Repeat the data word for word. Do not include the pictures.

** START Material supplied **

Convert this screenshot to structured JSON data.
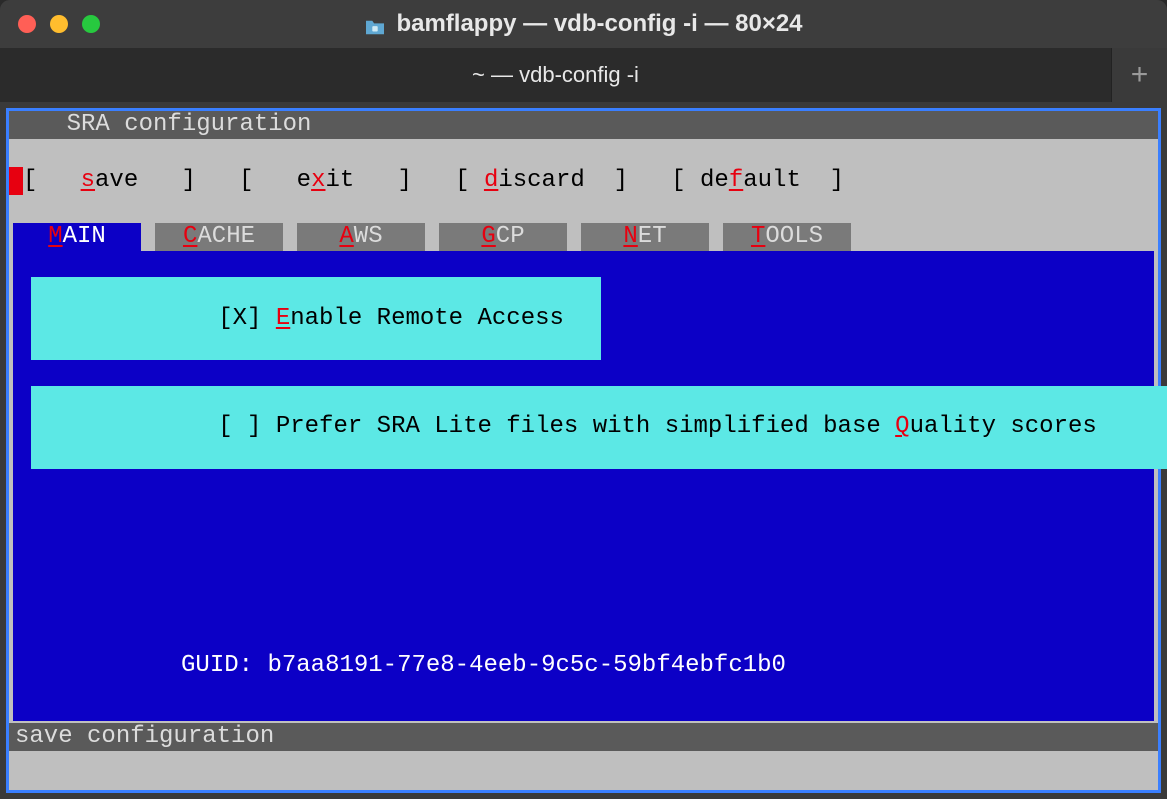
{
  "window": {
    "title": "bamflappy — vdb-config -i — 80×24"
  },
  "tabbar": {
    "active": "~ — vdb-config -i"
  },
  "header": {
    "title": "SRA configuration"
  },
  "buttons": {
    "save": {
      "hot": "s",
      "rest": "ave"
    },
    "exit": {
      "pre": "e",
      "hot": "x",
      "rest": "it"
    },
    "discard": {
      "hot": "d",
      "rest": "iscard"
    },
    "default": {
      "pre": "de",
      "hot": "f",
      "rest": "ault"
    }
  },
  "tabs": {
    "main": {
      "hot": "M",
      "rest": "AIN"
    },
    "cache": {
      "hot": "C",
      "rest": "ACHE"
    },
    "aws": {
      "hot": "A",
      "rest": "WS"
    },
    "gcp": {
      "hot": "G",
      "rest": "CP"
    },
    "net": {
      "hot": "N",
      "rest": "ET"
    },
    "tools": {
      "hot": "T",
      "rest": "OOLS"
    }
  },
  "options": {
    "enable_remote": {
      "state": "[X] ",
      "hot": "E",
      "rest": "nable Remote Access  "
    },
    "prefer_lite": {
      "state": "[ ] ",
      "pre": "Prefer SRA Lite files with simplified base ",
      "hot": "Q",
      "rest": "uality scores              "
    }
  },
  "guid": {
    "label": "GUID: ",
    "value": "b7aa8191-77e8-4eeb-9c5c-59bf4ebfc1b0"
  },
  "status": "save configuration"
}
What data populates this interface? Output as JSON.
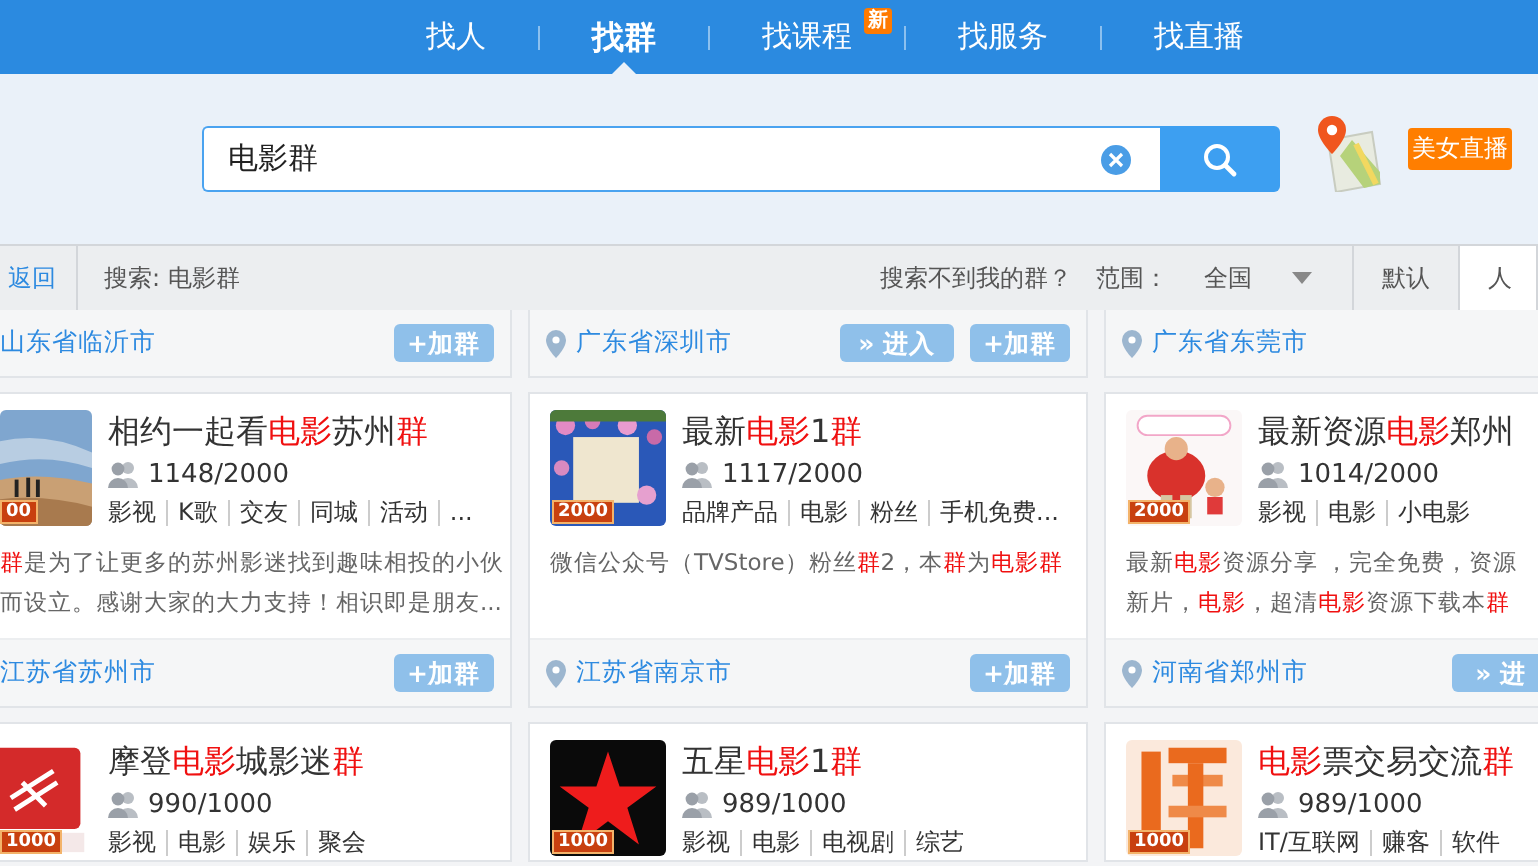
{
  "nav": {
    "items": [
      {
        "label": "找人",
        "selected": false
      },
      {
        "label": "找群",
        "selected": true
      },
      {
        "label": "找课程",
        "selected": false,
        "badge": "新"
      },
      {
        "label": "找服务",
        "selected": false
      },
      {
        "label": "找直播",
        "selected": false
      }
    ]
  },
  "search": {
    "value": "电影群"
  },
  "promo": {
    "label": "美女直播"
  },
  "toolbar": {
    "back": "返回",
    "query": "搜索: 电影群",
    "help": "搜索不到我的群？",
    "scope_label": "范围：",
    "scope": "全国",
    "sorts": [
      {
        "label": "默认",
        "selected": false
      },
      {
        "label": "人",
        "selected": true
      }
    ]
  },
  "rows": [
    [
      {
        "footer": {
          "pin": false,
          "location": "山东省临沂市",
          "buttons": [
            {
              "kind": "join",
              "label": "+加群"
            }
          ]
        }
      },
      {
        "footer": {
          "pin": true,
          "location": "广东省深圳市",
          "buttons": [
            {
              "kind": "enter",
              "label": "» 进入"
            },
            {
              "kind": "join",
              "label": "+加群"
            }
          ]
        }
      },
      {
        "footer": {
          "pin": true,
          "location": "广东省东莞市"
        }
      }
    ],
    [
      {
        "badge": "00",
        "title": [
          {
            "t": "相约一起看",
            "hl": false
          },
          {
            "t": "电影",
            "hl": true
          },
          {
            "t": "苏州",
            "hl": false
          },
          {
            "t": "群",
            "hl": true
          }
        ],
        "members": "1148/2000",
        "tags": [
          "影视",
          "K歌",
          "交友",
          "同城",
          "活动",
          "..."
        ],
        "description": [
          [
            {
              "t": "群",
              "hl": true
            },
            {
              "t": "是为了让更多的苏州影迷找到趣味相投的小伙",
              "hl": false
            }
          ],
          [
            {
              "t": "而设立。感谢大家的大力支持！相识即是朋友...",
              "hl": false
            }
          ]
        ],
        "footer": {
          "pin": false,
          "location": "江苏省苏州市",
          "buttons": [
            {
              "kind": "join",
              "label": "+加群"
            }
          ]
        }
      },
      {
        "badge": "2000",
        "title": [
          {
            "t": "最新",
            "hl": false
          },
          {
            "t": "电影",
            "hl": true
          },
          {
            "t": "1",
            "hl": false
          },
          {
            "t": "群",
            "hl": true
          }
        ],
        "members": "1117/2000",
        "tags": [
          "品牌产品",
          "电影",
          "粉丝",
          "手机免费..."
        ],
        "description": [
          [
            {
              "t": "微信公众号（TVStore）粉丝",
              "hl": false
            },
            {
              "t": "群",
              "hl": true
            },
            {
              "t": "2，本",
              "hl": false
            },
            {
              "t": "群",
              "hl": true
            },
            {
              "t": "为",
              "hl": false
            },
            {
              "t": "电影群",
              "hl": true
            }
          ]
        ],
        "footer": {
          "pin": true,
          "location": "江苏省南京市",
          "buttons": [
            {
              "kind": "join",
              "label": "+加群"
            }
          ]
        }
      },
      {
        "badge": "2000",
        "title": [
          {
            "t": "最新资源",
            "hl": false
          },
          {
            "t": "电影",
            "hl": true
          },
          {
            "t": "郑州",
            "hl": false
          }
        ],
        "members": "1014/2000",
        "tags": [
          "影视",
          "电影",
          "小电影"
        ],
        "description": [
          [
            {
              "t": "最新",
              "hl": false
            },
            {
              "t": "电影",
              "hl": true
            },
            {
              "t": "资源分享 ，完全免费，资源",
              "hl": false
            }
          ],
          [
            {
              "t": "新片，",
              "hl": false
            },
            {
              "t": "电影",
              "hl": true
            },
            {
              "t": "，超清",
              "hl": false
            },
            {
              "t": "电影",
              "hl": true
            },
            {
              "t": "资源下载本",
              "hl": false
            },
            {
              "t": "群",
              "hl": true
            }
          ]
        ],
        "footer": {
          "pin": true,
          "location": "河南省郑州市",
          "buttons": [
            {
              "kind": "enter",
              "label": "» 进"
            }
          ]
        }
      }
    ],
    [
      {
        "badge": "1000",
        "title": [
          {
            "t": "摩登",
            "hl": false
          },
          {
            "t": "电影",
            "hl": true
          },
          {
            "t": "城影迷",
            "hl": false
          },
          {
            "t": "群",
            "hl": true
          }
        ],
        "members": "990/1000",
        "tags": [
          "影视",
          "电影",
          "娱乐",
          "聚会"
        ]
      },
      {
        "badge": "1000",
        "title": [
          {
            "t": "五星",
            "hl": false
          },
          {
            "t": "电影",
            "hl": true
          },
          {
            "t": "1",
            "hl": false
          },
          {
            "t": "群",
            "hl": true
          }
        ],
        "members": "989/1000",
        "tags": [
          "影视",
          "电影",
          "电视剧",
          "综艺"
        ]
      },
      {
        "badge": "1000",
        "title": [
          {
            "t": "电影",
            "hl": true
          },
          {
            "t": "票交易交流",
            "hl": false
          },
          {
            "t": "群",
            "hl": true
          }
        ],
        "members": "989/1000",
        "tags": [
          "IT/互联网",
          "赚客",
          "软件"
        ]
      }
    ]
  ]
}
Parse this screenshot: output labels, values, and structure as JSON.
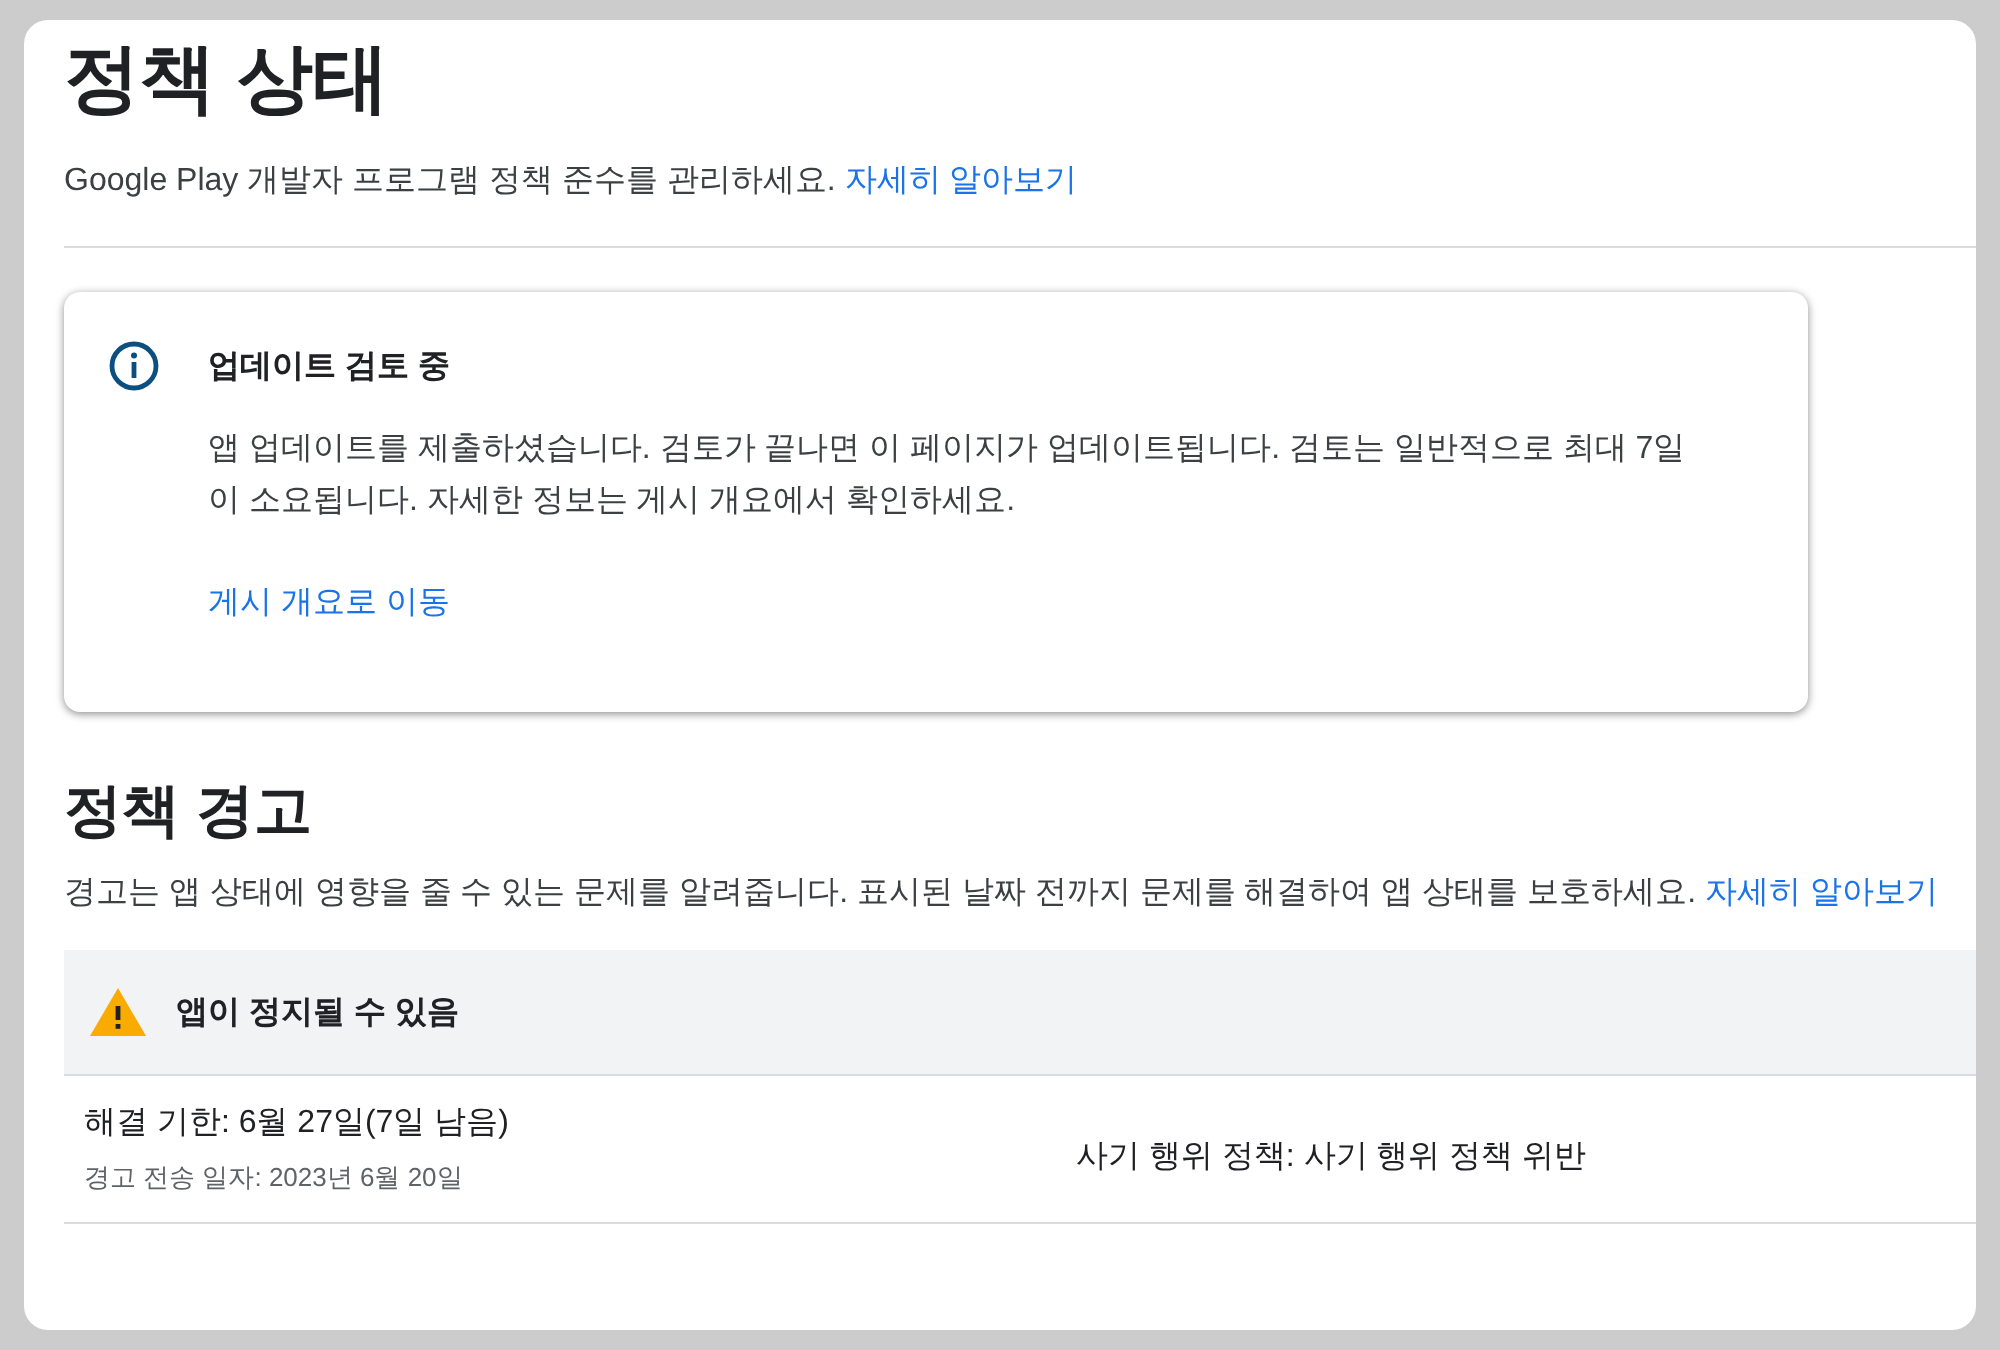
{
  "header": {
    "title": "정책 상태",
    "description": "Google Play 개발자 프로그램 정책 준수를 관리하세요.",
    "link": "자세히 알아보기"
  },
  "notice": {
    "kind": "info",
    "title": "업데이트 검토 중",
    "body": "앱 업데이트를 제출하셨습니다. 검토가 끝나면 이 페이지가 업데이트됩니다. 검토는 일반적으로 최대 7일이 소요됩니다. 자세한 정보는 게시 개요에서 확인하세요.",
    "action": "게시 개요로 이동"
  },
  "warnings": {
    "title": "정책 경고",
    "description": "경고는 앱 상태에 영향을 줄 수 있는 문제를 알려줍니다. 표시된 날짜 전까지 문제를 해결하여 앱 상태를 보호하세요.",
    "link": "자세히 알아보기",
    "groups": [
      {
        "kind": "warning",
        "title": "앱이 정지될 수 있음",
        "rows": [
          {
            "deadline": "해결 기한: 6월 27일(7일 남음)",
            "sent": "경고 전송 일자: 2023년 6월 20일",
            "policy": "사기 행위 정책: 사기 행위 정책 위반"
          }
        ]
      }
    ]
  }
}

** END Material supplied **

▸ Response to this task
Convert this screenshot to structured JSON data.
{
  "window": {
    "title": "bamflappy — vdb-config -i — 80×24"
  },
  "tabbar": {
    "active": "~ — vdb-config -i"
  },
  "header": {
    "title": "SRA configuration"
  },
  "buttons": {
    "save": {
      "hot": "s",
      "rest": "ave"
    },
    "exit": {
      "pre": "e",
      "hot": "x",
      "rest": "it"
    },
    "discard": {
      "hot": "d",
      "rest": "iscard"
    },
    "default": {
      "pre": "de",
      "hot": "f",
      "rest": "ault"
    }
  },
  "tabs": {
    "main": {
      "hot": "M",
      "rest": "AIN"
    },
    "cache": {
      "hot": "C",
      "rest": "ACHE"
    },
    "aws": {
      "hot": "A",
      "rest": "WS"
    },
    "gcp": {
      "hot": "G",
      "rest": "CP"
    },
    "net": {
      "hot": "N",
      "rest": "ET"
    },
    "tools": {
      "hot": "T",
      "rest": "OOLS"
    }
  },
  "options": {
    "enable_remote": {
      "state": "[X] ",
      "hot": "E",
      "rest": "nable Remote Access  "
    },
    "prefer_lite": {
      "state": "[ ] ",
      "pre": "Prefer SRA Lite files with simplified base ",
      "hot": "Q",
      "rest": "uality scores              "
    }
  },
  "guid": {
    "label": "GUID: ",
    "value": "b7aa8191-77e8-4eeb-9c5c-59bf4ebfc1b0"
  },
  "status": "save configuration"
}
What data populates this interface? Output as JSON.
{
  "nav": {
    "items": [
      {
        "label": "找人",
        "selected": false
      },
      {
        "label": "找群",
        "selected": true
      },
      {
        "label": "找课程",
        "selected": false,
        "badge": "新"
      },
      {
        "label": "找服务",
        "selected": false
      },
      {
        "label": "找直播",
        "selected": false
      }
    ]
  },
  "search": {
    "value": "电影群"
  },
  "promo": {
    "label": "美女直播"
  },
  "toolbar": {
    "back": "返回",
    "query": "搜索: 电影群",
    "help": "搜索不到我的群？",
    "scope_label": "范围：",
    "scope": "全国",
    "sorts": [
      {
        "label": "默认",
        "selected": false
      },
      {
        "label": "人",
        "selected": true
      }
    ]
  },
  "rows": [
    [
      {
        "footer": {
          "pin": false,
          "location": "山东省临沂市",
          "buttons": [
            {
              "kind": "join",
              "label": "+加群"
            }
          ]
        }
      },
      {
        "footer": {
          "pin": true,
          "location": "广东省深圳市",
          "buttons": [
            {
              "kind": "enter",
              "label": "» 进入"
            },
            {
              "kind": "join",
              "label": "+加群"
            }
          ]
        }
      },
      {
        "footer": {
          "pin": true,
          "location": "广东省东莞市"
        }
      }
    ],
    [
      {
        "badge": "00",
        "title": [
          {
            "t": "相约一起看",
            "hl": false
          },
          {
            "t": "电影",
            "hl": true
          },
          {
            "t": "苏州",
            "hl": false
          },
          {
            "t": "群",
            "hl": true
          }
        ],
        "members": "1148/2000",
        "tags": [
          "影视",
          "K歌",
          "交友",
          "同城",
          "活动",
          "..."
        ],
        "description": [
          [
            {
              "t": "群",
              "hl": true
            },
            {
              "t": "是为了让更多的苏州影迷找到趣味相投的小伙",
              "hl": false
            }
          ],
          [
            {
              "t": "而设立。感谢大家的大力支持！相识即是朋友...",
              "hl": false
            }
          ]
        ],
        "footer": {
          "pin": false,
          "location": "江苏省苏州市",
          "buttons": [
            {
              "kind": "join",
              "label": "+加群"
            }
          ]
        }
      },
      {
        "badge": "2000",
        "title": [
          {
            "t": "最新",
            "hl": false
          },
          {
            "t": "电影",
            "hl": true
          },
          {
            "t": "1",
            "hl": false
          },
          {
            "t": "群",
            "hl": true
          }
        ],
        "members": "1117/2000",
        "tags": [
          "品牌产品",
          "电影",
          "粉丝",
          "手机免费..."
        ],
        "description": [
          [
            {
              "t": "微信公众号（TVStore）粉丝",
              "hl": false
            },
            {
              "t": "群",
              "hl": true
            },
            {
              "t": "2，本",
              "hl": false
            },
            {
              "t": "群",
              "hl": true
            },
            {
              "t": "为",
              "hl": false
            },
            {
              "t": "电影群",
              "hl": true
            }
          ]
        ],
        "footer": {
          "pin": true,
          "location": "江苏省南京市",
          "buttons": [
            {
              "kind": "join",
              "label": "+加群"
            }
          ]
        }
      },
      {
        "badge": "2000",
        "title": [
          {
            "t": "最新资源",
            "hl": false
          },
          {
            "t": "电影",
            "hl": true
          },
          {
            "t": "郑州",
            "hl": false
          }
        ],
        "members": "1014/2000",
        "tags": [
          "影视",
          "电影",
          "小电影"
        ],
        "description": [
          [
            {
              "t": "最新",
              "hl": false
            },
            {
              "t": "电影",
              "hl": true
            },
            {
              "t": "资源分享 ，完全免费，资源",
              "hl": false
            }
          ],
          [
            {
              "t": "新片，",
              "hl": false
            },
            {
              "t": "电影",
              "hl": true
            },
            {
              "t": "，超清",
              "hl": false
            },
            {
              "t": "电影",
              "hl": true
            },
            {
              "t": "资源下载本",
              "hl": false
            },
            {
              "t": "群",
              "hl": true
            }
          ]
        ],
        "footer": {
          "pin": true,
          "location": "河南省郑州市",
          "buttons": [
            {
              "kind": "enter",
              "label": "» 进"
            }
          ]
        }
      }
    ],
    [
      {
        "badge": "1000",
        "title": [
          {
            "t": "摩登",
            "hl": false
          },
          {
            "t": "电影",
            "hl": true
          },
          {
            "t": "城影迷",
            "hl": false
          },
          {
            "t": "群",
            "hl": true
          }
        ],
        "members": "990/1000",
        "tags": [
          "影视",
          "电影",
          "娱乐",
          "聚会"
        ]
      },
      {
        "badge": "1000",
        "title": [
          {
            "t": "五星",
            "hl": false
          },
          {
            "t": "电影",
            "hl": true
          },
          {
            "t": "1",
            "hl": false
          },
          {
            "t": "群",
            "hl": true
          }
        ],
        "members": "989/1000",
        "tags": [
          "影视",
          "电影",
          "电视剧",
          "综艺"
        ]
      },
      {
        "badge": "1000",
        "title": [
          {
            "t": "电影",
            "hl": true
          },
          {
            "t": "票交易交流",
            "hl": false
          },
          {
            "t": "群",
            "hl": true
          }
        ],
        "members": "989/1000",
        "tags": [
          "IT/互联网",
          "赚客",
          "软件"
        ]
      }
    ]
  ]
}
Parse this screenshot: output labels, values, and structure as JSON.
{
  "header": {
    "title": "정책 상태",
    "description": "Google Play 개발자 프로그램 정책 준수를 관리하세요.",
    "link": "자세히 알아보기"
  },
  "notice": {
    "kind": "info",
    "title": "업데이트 검토 중",
    "body": "앱 업데이트를 제출하셨습니다. 검토가 끝나면 이 페이지가 업데이트됩니다. 검토는 일반적으로 최대 7일이 소요됩니다. 자세한 정보는 게시 개요에서 확인하세요.",
    "action": "게시 개요로 이동"
  },
  "warnings": {
    "title": "정책 경고",
    "description": "경고는 앱 상태에 영향을 줄 수 있는 문제를 알려줍니다. 표시된 날짜 전까지 문제를 해결하여 앱 상태를 보호하세요.",
    "link": "자세히 알아보기",
    "groups": [
      {
        "kind": "warning",
        "title": "앱이 정지될 수 있음",
        "rows": [
          {
            "deadline": "해결 기한: 6월 27일(7일 남음)",
            "sent": "경고 전송 일자: 2023년 6월 20일",
            "policy": "사기 행위 정책: 사기 행위 정책 위반"
          }
        ]
      }
    ]
  }
}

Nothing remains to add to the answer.